- _PROVIDED MATERIAL_
---

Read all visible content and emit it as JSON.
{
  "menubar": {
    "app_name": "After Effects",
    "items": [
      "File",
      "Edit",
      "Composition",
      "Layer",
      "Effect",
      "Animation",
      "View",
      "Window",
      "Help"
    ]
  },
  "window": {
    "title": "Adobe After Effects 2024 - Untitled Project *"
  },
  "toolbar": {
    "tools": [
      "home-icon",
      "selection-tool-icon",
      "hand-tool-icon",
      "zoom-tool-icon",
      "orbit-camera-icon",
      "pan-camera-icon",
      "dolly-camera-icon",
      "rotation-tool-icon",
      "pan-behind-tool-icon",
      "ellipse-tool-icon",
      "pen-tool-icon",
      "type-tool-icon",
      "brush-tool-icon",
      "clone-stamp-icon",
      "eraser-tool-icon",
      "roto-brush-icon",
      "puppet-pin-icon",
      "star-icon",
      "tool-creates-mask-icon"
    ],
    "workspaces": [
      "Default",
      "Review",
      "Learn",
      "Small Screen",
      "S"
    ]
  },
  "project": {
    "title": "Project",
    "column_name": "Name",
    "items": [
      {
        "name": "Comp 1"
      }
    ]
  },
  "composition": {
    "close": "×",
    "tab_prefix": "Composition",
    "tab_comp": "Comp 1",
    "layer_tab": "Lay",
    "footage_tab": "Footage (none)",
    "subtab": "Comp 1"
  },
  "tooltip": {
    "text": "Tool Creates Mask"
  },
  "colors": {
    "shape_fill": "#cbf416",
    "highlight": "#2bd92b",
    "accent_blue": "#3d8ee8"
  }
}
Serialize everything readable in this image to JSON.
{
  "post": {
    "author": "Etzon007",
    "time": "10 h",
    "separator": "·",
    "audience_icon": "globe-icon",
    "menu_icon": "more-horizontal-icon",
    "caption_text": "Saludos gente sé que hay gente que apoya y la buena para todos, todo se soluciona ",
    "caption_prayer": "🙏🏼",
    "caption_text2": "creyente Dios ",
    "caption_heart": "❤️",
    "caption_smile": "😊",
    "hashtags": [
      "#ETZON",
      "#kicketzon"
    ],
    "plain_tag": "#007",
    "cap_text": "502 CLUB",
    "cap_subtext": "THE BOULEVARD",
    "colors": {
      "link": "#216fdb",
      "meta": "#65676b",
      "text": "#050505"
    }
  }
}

---

- _WHAT IS ASKED_
Output all of the data above without any alteration.

- _WRITTEN SOLUTION_
Read all visible content and emit it as JSON.
{
  "menubar": {
    "app_name": "After Effects",
    "items": [
      "File",
      "Edit",
      "Composition",
      "Layer",
      "Effect",
      "Animation",
      "View",
      "Window",
      "Help"
    ]
  },
  "window": {
    "title": "Adobe After Effects 2024 - Untitled Project *"
  },
  "toolbar": {
    "tools": [
      "home-icon",
      "selection-tool-icon",
      "hand-tool-icon",
      "zoom-tool-icon",
      "orbit-camera-icon",
      "pan-camera-icon",
      "dolly-camera-icon",
      "rotation-tool-icon",
      "pan-behind-tool-icon",
      "ellipse-tool-icon",
      "pen-tool-icon",
      "type-tool-icon",
      "brush-tool-icon",
      "clone-stamp-icon",
      "eraser-tool-icon",
      "roto-brush-icon",
      "puppet-pin-icon",
      "star-icon",
      "tool-creates-mask-icon"
    ],
    "workspaces": [
      "Default",
      "Review",
      "Learn",
      "Small Screen",
      "S"
    ]
  },
  "project": {
    "title": "Project",
    "column_name": "Name",
    "items": [
      {
        "name": "Comp 1"
      }
    ]
  },
  "composition": {
    "close": "×",
    "tab_prefix": "Composition",
    "tab_comp": "Comp 1",
    "layer_tab": "Lay",
    "footage_tab": "Footage (none)",
    "subtab": "Comp 1"
  },
  "tooltip": {
    "text": "Tool Creates Mask"
  },
  "colors": {
    "shape_fill": "#cbf416",
    "highlight": "#2bd92b",
    "accent_blue": "#3d8ee8"
  }
}
Serialize everything readable in this image to JSON.
{
  "post": {
    "author": "Etzon007",
    "time": "10 h",
    "separator": "·",
    "audience_icon": "globe-icon",
    "menu_icon": "more-horizontal-icon",
    "caption_text": "Saludos gente sé que hay gente que apoya y la buena para todos, todo se soluciona ",
    "caption_prayer": "🙏🏼",
    "caption_text2": "creyente Dios ",
    "caption_heart": "❤️",
    "caption_smile": "😊",
    "hashtags": [
      "#ETZON",
      "#kicketzon"
    ],
    "plain_tag": "#007",
    "cap_text": "502 CLUB",
    "cap_subtext": "THE BOULEVARD",
    "colors": {
      "link": "#216fdb",
      "meta": "#65676b",
      "text": "#050505"
    }
  }
}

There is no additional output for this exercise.